Stored data entries>

# # # # #

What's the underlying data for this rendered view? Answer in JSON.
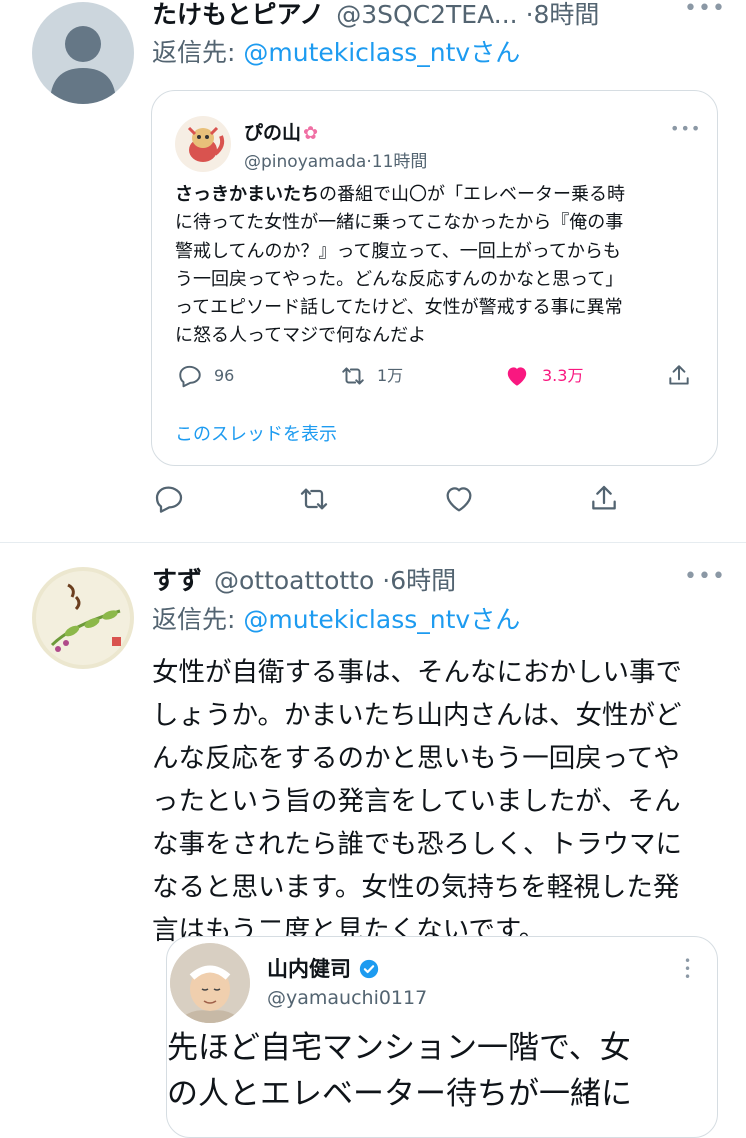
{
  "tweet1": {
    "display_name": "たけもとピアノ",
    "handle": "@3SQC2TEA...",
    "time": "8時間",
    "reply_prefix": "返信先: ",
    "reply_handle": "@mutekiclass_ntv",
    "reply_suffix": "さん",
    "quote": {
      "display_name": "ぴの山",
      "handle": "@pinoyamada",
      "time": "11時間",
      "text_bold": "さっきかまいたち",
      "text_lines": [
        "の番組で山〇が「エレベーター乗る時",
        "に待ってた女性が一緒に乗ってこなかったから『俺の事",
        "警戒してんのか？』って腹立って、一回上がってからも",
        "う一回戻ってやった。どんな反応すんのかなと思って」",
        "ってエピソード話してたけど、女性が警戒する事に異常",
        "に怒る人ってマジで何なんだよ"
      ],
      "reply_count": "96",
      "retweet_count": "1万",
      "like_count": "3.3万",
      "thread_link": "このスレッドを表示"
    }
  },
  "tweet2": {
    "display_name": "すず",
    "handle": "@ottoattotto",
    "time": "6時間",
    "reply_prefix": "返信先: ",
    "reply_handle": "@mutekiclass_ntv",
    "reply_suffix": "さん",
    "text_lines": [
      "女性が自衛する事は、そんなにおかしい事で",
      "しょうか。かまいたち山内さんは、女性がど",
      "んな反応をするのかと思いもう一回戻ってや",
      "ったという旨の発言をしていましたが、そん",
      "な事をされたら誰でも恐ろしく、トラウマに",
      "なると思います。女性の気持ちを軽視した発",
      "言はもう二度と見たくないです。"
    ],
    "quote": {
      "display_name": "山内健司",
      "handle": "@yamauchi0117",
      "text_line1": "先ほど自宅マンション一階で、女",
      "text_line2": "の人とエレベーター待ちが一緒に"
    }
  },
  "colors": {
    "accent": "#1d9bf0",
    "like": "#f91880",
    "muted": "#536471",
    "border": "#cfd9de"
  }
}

# # # # #

Requirements> Please transcribe the material above exactly as written. Leave the pictures out.

Answer for this exercise>
What's the underlying data for this rendered view? Answer in JSON.
{
  "tweet1": {
    "display_name": "たけもとピアノ",
    "handle": "@3SQC2TEA...",
    "time": "8時間",
    "reply_prefix": "返信先: ",
    "reply_handle": "@mutekiclass_ntv",
    "reply_suffix": "さん",
    "quote": {
      "display_name": "ぴの山",
      "handle": "@pinoyamada",
      "time": "11時間",
      "text_bold": "さっきかまいたち",
      "text_lines": [
        "の番組で山〇が「エレベーター乗る時",
        "に待ってた女性が一緒に乗ってこなかったから『俺の事",
        "警戒してんのか？』って腹立って、一回上がってからも",
        "う一回戻ってやった。どんな反応すんのかなと思って」",
        "ってエピソード話してたけど、女性が警戒する事に異常",
        "に怒る人ってマジで何なんだよ"
      ],
      "reply_count": "96",
      "retweet_count": "1万",
      "like_count": "3.3万",
      "thread_link": "このスレッドを表示"
    }
  },
  "tweet2": {
    "display_name": "すず",
    "handle": "@ottoattotto",
    "time": "6時間",
    "reply_prefix": "返信先: ",
    "reply_handle": "@mutekiclass_ntv",
    "reply_suffix": "さん",
    "text_lines": [
      "女性が自衛する事は、そんなにおかしい事で",
      "しょうか。かまいたち山内さんは、女性がど",
      "んな反応をするのかと思いもう一回戻ってや",
      "ったという旨の発言をしていましたが、そん",
      "な事をされたら誰でも恐ろしく、トラウマに",
      "なると思います。女性の気持ちを軽視した発",
      "言はもう二度と見たくないです。"
    ],
    "quote": {
      "display_name": "山内健司",
      "handle": "@yamauchi0117",
      "text_line1": "先ほど自宅マンション一階で、女",
      "text_line2": "の人とエレベーター待ちが一緒に"
    }
  },
  "colors": {
    "accent": "#1d9bf0",
    "like": "#f91880",
    "muted": "#536471",
    "border": "#cfd9de"
  }
}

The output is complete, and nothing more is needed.